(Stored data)
⁂

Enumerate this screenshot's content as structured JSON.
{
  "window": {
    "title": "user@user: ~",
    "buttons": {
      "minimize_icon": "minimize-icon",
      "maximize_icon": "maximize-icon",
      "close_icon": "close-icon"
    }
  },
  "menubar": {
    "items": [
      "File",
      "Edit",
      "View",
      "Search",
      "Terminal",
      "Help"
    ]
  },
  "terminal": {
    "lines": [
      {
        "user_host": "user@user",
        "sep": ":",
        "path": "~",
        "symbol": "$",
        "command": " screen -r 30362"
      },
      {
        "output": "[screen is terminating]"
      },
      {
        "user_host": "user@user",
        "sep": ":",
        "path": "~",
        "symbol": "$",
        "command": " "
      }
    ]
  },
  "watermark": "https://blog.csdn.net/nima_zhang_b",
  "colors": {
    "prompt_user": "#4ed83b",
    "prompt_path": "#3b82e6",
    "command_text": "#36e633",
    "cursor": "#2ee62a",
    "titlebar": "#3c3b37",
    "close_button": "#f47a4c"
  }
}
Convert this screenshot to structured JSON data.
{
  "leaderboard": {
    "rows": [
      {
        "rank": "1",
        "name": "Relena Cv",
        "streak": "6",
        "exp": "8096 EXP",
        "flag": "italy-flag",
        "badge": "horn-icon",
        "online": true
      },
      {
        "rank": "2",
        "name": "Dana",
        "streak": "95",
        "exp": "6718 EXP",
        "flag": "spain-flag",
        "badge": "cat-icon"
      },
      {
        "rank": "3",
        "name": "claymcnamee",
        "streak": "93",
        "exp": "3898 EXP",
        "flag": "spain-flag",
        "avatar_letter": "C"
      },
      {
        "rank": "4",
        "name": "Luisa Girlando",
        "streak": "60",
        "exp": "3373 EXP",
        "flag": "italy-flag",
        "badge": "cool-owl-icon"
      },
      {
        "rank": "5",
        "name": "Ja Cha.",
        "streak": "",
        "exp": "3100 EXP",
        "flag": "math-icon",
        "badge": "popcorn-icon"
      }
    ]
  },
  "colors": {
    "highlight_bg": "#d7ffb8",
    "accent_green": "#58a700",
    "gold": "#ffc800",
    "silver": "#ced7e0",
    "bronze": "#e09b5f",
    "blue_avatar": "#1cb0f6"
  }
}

⁂

- [What to do]: Pick out and copy every line that contains the word "screenshot".

- [Task output]:
Enumerate this screenshot's content as structured JSON.
Convert this screenshot to structured JSON data.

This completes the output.